[begin Input]
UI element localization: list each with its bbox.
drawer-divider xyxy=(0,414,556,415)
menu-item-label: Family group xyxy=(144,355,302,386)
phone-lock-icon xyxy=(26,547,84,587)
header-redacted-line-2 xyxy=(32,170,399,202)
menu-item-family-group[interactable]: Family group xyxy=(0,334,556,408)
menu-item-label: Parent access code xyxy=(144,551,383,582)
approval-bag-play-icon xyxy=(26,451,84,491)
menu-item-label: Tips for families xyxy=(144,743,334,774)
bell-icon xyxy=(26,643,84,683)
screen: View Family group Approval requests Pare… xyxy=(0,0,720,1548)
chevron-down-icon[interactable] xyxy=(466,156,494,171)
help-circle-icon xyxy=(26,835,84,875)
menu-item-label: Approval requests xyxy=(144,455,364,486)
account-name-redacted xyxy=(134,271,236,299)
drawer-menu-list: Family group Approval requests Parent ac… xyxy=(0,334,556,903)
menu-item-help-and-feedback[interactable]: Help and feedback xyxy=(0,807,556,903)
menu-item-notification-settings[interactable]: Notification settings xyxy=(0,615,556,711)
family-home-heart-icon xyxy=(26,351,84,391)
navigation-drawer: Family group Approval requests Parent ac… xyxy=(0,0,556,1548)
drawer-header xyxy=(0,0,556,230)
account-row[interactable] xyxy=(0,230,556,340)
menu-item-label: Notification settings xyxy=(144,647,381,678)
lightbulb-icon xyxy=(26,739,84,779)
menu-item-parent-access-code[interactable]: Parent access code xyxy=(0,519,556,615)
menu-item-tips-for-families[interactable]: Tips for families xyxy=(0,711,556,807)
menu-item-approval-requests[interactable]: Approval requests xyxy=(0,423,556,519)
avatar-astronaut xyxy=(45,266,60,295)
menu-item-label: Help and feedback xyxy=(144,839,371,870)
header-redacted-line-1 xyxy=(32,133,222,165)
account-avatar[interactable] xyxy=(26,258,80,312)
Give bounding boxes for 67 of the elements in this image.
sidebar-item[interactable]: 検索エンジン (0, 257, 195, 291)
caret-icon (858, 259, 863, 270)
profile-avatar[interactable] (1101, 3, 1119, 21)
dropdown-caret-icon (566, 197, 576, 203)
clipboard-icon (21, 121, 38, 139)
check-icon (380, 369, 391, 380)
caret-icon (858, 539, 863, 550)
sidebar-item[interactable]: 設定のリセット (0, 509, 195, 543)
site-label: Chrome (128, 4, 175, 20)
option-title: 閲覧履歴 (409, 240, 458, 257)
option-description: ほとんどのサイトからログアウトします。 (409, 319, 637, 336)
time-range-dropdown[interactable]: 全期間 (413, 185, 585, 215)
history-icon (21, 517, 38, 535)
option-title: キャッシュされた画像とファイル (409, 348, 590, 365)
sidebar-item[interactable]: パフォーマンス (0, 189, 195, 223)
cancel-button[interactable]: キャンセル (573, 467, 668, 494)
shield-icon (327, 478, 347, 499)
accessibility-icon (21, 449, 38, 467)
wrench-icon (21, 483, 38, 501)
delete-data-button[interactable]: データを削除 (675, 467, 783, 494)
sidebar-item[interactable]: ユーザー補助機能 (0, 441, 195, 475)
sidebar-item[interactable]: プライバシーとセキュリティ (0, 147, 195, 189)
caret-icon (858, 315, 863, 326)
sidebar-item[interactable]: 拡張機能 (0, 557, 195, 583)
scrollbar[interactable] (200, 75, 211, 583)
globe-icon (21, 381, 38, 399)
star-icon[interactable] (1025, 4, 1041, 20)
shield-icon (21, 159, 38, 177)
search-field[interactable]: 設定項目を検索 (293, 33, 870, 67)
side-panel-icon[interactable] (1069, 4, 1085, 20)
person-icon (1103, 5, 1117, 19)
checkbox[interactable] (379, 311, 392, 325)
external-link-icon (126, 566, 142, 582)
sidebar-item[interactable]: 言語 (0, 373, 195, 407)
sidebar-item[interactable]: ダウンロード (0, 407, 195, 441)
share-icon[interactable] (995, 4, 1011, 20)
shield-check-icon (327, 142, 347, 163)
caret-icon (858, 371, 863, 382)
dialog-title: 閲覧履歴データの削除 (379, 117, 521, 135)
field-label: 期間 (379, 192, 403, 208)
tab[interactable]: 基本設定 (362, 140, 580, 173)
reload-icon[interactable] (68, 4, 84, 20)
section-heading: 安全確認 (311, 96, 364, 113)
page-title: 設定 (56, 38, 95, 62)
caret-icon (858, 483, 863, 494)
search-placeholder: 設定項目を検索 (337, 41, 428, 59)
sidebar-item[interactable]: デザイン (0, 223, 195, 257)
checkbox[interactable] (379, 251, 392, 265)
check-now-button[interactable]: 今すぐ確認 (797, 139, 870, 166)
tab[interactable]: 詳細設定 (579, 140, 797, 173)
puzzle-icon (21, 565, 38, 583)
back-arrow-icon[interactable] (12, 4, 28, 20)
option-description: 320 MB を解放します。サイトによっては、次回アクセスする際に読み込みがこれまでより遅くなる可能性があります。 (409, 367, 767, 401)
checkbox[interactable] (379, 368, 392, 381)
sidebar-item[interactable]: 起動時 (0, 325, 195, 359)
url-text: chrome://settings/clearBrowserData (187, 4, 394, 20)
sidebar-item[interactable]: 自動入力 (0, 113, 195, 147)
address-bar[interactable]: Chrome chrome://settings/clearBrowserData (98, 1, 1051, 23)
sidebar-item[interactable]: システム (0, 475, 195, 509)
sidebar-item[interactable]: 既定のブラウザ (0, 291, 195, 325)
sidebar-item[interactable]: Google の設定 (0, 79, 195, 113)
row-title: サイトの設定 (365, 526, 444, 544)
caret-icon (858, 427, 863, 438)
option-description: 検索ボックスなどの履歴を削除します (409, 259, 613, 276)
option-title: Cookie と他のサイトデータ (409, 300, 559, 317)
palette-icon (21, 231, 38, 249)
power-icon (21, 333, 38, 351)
[end Input]
#### Your goal:
Could you reproduce every line of the listing above, word for word and without changes?

#### Exercise output:
UI element localization: list each with its bbox.
drawer-divider xyxy=(0,414,556,415)
menu-item-label: Family group xyxy=(144,355,302,386)
phone-lock-icon xyxy=(26,547,84,587)
header-redacted-line-2 xyxy=(32,170,399,202)
menu-item-family-group[interactable]: Family group xyxy=(0,334,556,408)
menu-item-label: Parent access code xyxy=(144,551,383,582)
approval-bag-play-icon xyxy=(26,451,84,491)
menu-item-label: Tips for families xyxy=(144,743,334,774)
bell-icon xyxy=(26,643,84,683)
screen: View Family group Approval requests Pare… xyxy=(0,0,720,1548)
chevron-down-icon[interactable] xyxy=(466,156,494,171)
help-circle-icon xyxy=(26,835,84,875)
menu-item-label: Approval requests xyxy=(144,455,364,486)
account-name-redacted xyxy=(134,271,236,299)
drawer-menu-list: Family group Approval requests Parent ac… xyxy=(0,334,556,903)
menu-item-help-and-feedback[interactable]: Help and feedback xyxy=(0,807,556,903)
menu-item-notification-settings[interactable]: Notification settings xyxy=(0,615,556,711)
family-home-heart-icon xyxy=(26,351,84,391)
navigation-drawer: Family group Approval requests Parent ac… xyxy=(0,0,556,1548)
drawer-header xyxy=(0,0,556,230)
account-row[interactable] xyxy=(0,230,556,340)
menu-item-label: Notification settings xyxy=(144,647,381,678)
lightbulb-icon xyxy=(26,739,84,779)
menu-item-parent-access-code[interactable]: Parent access code xyxy=(0,519,556,615)
menu-item-tips-for-families[interactable]: Tips for families xyxy=(0,711,556,807)
menu-item-approval-requests[interactable]: Approval requests xyxy=(0,423,556,519)
avatar-astronaut xyxy=(45,266,60,295)
menu-item-label: Help and feedback xyxy=(144,839,371,870)
header-redacted-line-1 xyxy=(32,133,222,165)
account-avatar[interactable] xyxy=(26,258,80,312)
Give bounding boxes for 67 of the elements in this image.
sidebar-item[interactable]: 検索エンジン (0, 257, 195, 291)
caret-icon (858, 259, 863, 270)
profile-avatar[interactable] (1101, 3, 1119, 21)
dropdown-caret-icon (566, 197, 576, 203)
clipboard-icon (21, 121, 38, 139)
check-icon (380, 369, 391, 380)
caret-icon (858, 539, 863, 550)
sidebar-item[interactable]: 設定のリセット (0, 509, 195, 543)
site-label: Chrome (128, 4, 175, 20)
option-title: 閲覧履歴 (409, 240, 458, 257)
option-description: ほとんどのサイトからログアウトします。 (409, 319, 637, 336)
time-range-dropdown[interactable]: 全期間 (413, 185, 585, 215)
history-icon (21, 517, 38, 535)
option-title: キャッシュされた画像とファイル (409, 348, 590, 365)
sidebar-item[interactable]: パフォーマンス (0, 189, 195, 223)
cancel-button[interactable]: キャンセル (573, 467, 668, 494)
shield-icon (327, 478, 347, 499)
accessibility-icon (21, 449, 38, 467)
wrench-icon (21, 483, 38, 501)
delete-data-button[interactable]: データを削除 (675, 467, 783, 494)
sidebar-item[interactable]: ユーザー補助機能 (0, 441, 195, 475)
sidebar-item[interactable]: プライバシーとセキュリティ (0, 147, 195, 189)
caret-icon (858, 315, 863, 326)
sidebar-item[interactable]: 拡張機能 (0, 557, 195, 583)
scrollbar[interactable] (200, 75, 211, 583)
globe-icon (21, 381, 38, 399)
star-icon[interactable] (1025, 4, 1041, 20)
shield-icon (21, 159, 38, 177)
search-field[interactable]: 設定項目を検索 (293, 33, 870, 67)
side-panel-icon[interactable] (1069, 4, 1085, 20)
person-icon (1103, 5, 1117, 19)
checkbox[interactable] (379, 311, 392, 325)
external-link-icon (126, 566, 142, 582)
sidebar-item[interactable]: 言語 (0, 373, 195, 407)
sidebar-item[interactable]: ダウンロード (0, 407, 195, 441)
share-icon[interactable] (995, 4, 1011, 20)
shield-check-icon (327, 142, 347, 163)
caret-icon (858, 371, 863, 382)
dialog-title: 閲覧履歴データの削除 (379, 117, 521, 135)
field-label: 期間 (379, 192, 403, 208)
tab[interactable]: 基本設定 (362, 140, 580, 173)
reload-icon[interactable] (68, 4, 84, 20)
section-heading: 安全確認 (311, 96, 364, 113)
page-title: 設定 (56, 38, 95, 62)
caret-icon (858, 483, 863, 494)
search-placeholder: 設定項目を検索 (337, 41, 428, 59)
sidebar-item[interactable]: デザイン (0, 223, 195, 257)
checkbox[interactable] (379, 251, 392, 265)
check-now-button[interactable]: 今すぐ確認 (797, 139, 870, 166)
tab[interactable]: 詳細設定 (579, 140, 797, 173)
puzzle-icon (21, 565, 38, 583)
back-arrow-icon[interactable] (12, 4, 28, 20)
option-description: 320 MB を解放します。サイトによっては、次回アクセスする際に読み込みがこれまでより遅くなる可能性があります。 (409, 367, 767, 401)
checkbox[interactable] (379, 368, 392, 381)
sidebar-item[interactable]: 起動時 (0, 325, 195, 359)
url-text: chrome://settings/clearBrowserData (187, 4, 394, 20)
sidebar-item[interactable]: 自動入力 (0, 113, 195, 147)
address-bar[interactable]: Chrome chrome://settings/clearBrowserData (98, 1, 1051, 23)
sidebar-item[interactable]: システム (0, 475, 195, 509)
sidebar-item[interactable]: 既定のブラウザ (0, 291, 195, 325)
sidebar-item[interactable]: Google の設定 (0, 79, 195, 113)
row-title: サイトの設定 (365, 526, 444, 544)
caret-icon (858, 427, 863, 438)
option-description: 検索ボックスなどの履歴を削除します (409, 259, 613, 276)
option-title: Cookie と他のサイトデータ (409, 300, 559, 317)
palette-icon (21, 231, 38, 249)
power-icon (21, 333, 38, 351)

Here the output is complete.